> **Set problem**:
Every record below should be printed exactly as it appears.

'''

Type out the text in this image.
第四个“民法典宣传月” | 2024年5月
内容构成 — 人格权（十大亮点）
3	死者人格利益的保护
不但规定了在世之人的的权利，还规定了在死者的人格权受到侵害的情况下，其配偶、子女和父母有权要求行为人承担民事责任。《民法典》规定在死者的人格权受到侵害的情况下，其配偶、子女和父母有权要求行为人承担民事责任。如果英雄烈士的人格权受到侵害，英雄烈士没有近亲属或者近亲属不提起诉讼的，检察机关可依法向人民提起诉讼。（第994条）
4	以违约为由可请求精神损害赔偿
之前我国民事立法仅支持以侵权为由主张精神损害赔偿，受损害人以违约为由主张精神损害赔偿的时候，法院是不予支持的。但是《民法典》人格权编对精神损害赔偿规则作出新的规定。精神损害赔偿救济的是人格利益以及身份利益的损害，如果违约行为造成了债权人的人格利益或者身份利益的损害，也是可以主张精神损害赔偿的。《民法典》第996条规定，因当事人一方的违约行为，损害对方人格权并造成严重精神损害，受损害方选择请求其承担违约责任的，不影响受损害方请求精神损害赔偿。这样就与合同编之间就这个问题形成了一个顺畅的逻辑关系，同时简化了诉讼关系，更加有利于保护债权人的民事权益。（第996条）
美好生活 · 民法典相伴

'''

> **Exercise result**:
Type out the text in this image.
第四个“民法典宣传月” | 2024年5月
内容构成 — 人格权（十大亮点）
3	死者人格利益的保护
不但规定了在世之人的的权利，还规定了在死者的人格权受到侵害的情况下，其配偶、子女和父母有权要求行为人承担民事责任。《民法典》规定在死者的人格权受到侵害的情况下，其配偶、子女和父母有权要求行为人承担民事责任。如果英雄烈士的人格权受到侵害，英雄烈士没有近亲属或者近亲属不提起诉讼的，检察机关可依法向人民提起诉讼。（第994条）
4	以违约为由可请求精神损害赔偿
之前我国民事立法仅支持以侵权为由主张精神损害赔偿，受损害人以违约为由主张精神损害赔偿的时候，法院是不予支持的。但是《民法典》人格权编对精神损害赔偿规则作出新的规定。精神损害赔偿救济的是人格利益以及身份利益的损害，如果违约行为造成了债权人的人格利益或者身份利益的损害，也是可以主张精神损害赔偿的。《民法典》第996条规定，因当事人一方的违约行为，损害对方人格权并造成严重精神损害，受损害方选择请求其承担违约责任的，不影响受损害方请求精神损害赔偿。这样就与合同编之间就这个问题形成了一个顺畅的逻辑关系，同时简化了诉讼关系，更加有利于保护债权人的民事权益。（第996条）
美好生活 · 民法典相伴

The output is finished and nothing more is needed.